── Dataset content

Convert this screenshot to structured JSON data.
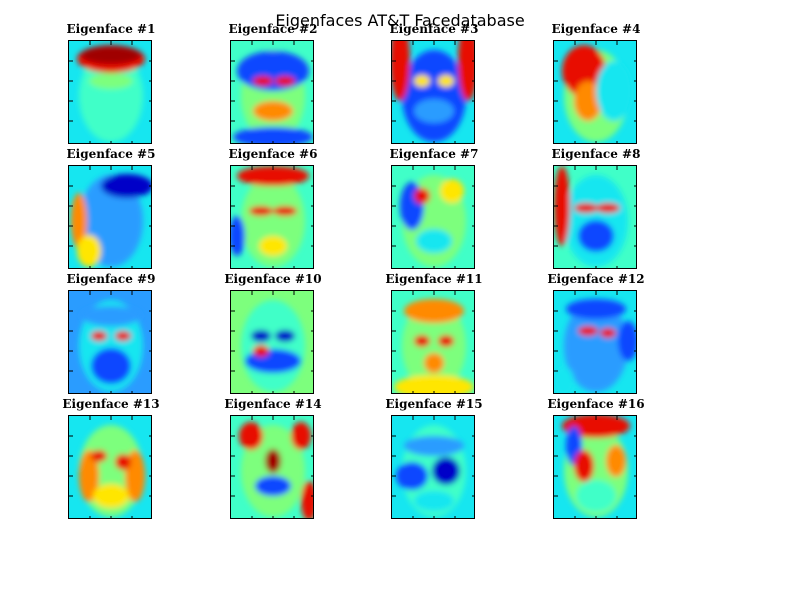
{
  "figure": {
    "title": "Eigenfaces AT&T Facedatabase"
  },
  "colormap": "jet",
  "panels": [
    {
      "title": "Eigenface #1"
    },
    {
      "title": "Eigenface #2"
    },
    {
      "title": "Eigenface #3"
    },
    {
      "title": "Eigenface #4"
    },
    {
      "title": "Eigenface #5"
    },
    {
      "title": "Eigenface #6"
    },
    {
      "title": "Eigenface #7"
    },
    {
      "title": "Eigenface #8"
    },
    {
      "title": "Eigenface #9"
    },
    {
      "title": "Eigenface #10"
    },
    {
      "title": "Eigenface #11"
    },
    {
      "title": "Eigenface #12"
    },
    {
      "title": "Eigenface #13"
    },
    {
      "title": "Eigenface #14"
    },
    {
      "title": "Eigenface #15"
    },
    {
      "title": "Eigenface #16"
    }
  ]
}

────

Copy out all the records exactly, excluding pictures.

Convert this screenshot to structured JSON data.
{
  "figure": {
    "title": "Eigenfaces AT&T Facedatabase"
  },
  "colormap": "jet",
  "panels": [
    {
      "title": "Eigenface #1"
    },
    {
      "title": "Eigenface #2"
    },
    {
      "title": "Eigenface #3"
    },
    {
      "title": "Eigenface #4"
    },
    {
      "title": "Eigenface #5"
    },
    {
      "title": "Eigenface #6"
    },
    {
      "title": "Eigenface #7"
    },
    {
      "title": "Eigenface #8"
    },
    {
      "title": "Eigenface #9"
    },
    {
      "title": "Eigenface #10"
    },
    {
      "title": "Eigenface #11"
    },
    {
      "title": "Eigenface #12"
    },
    {
      "title": "Eigenface #13"
    },
    {
      "title": "Eigenface #14"
    },
    {
      "title": "Eigenface #15"
    },
    {
      "title": "Eigenface #16"
    }
  ]
}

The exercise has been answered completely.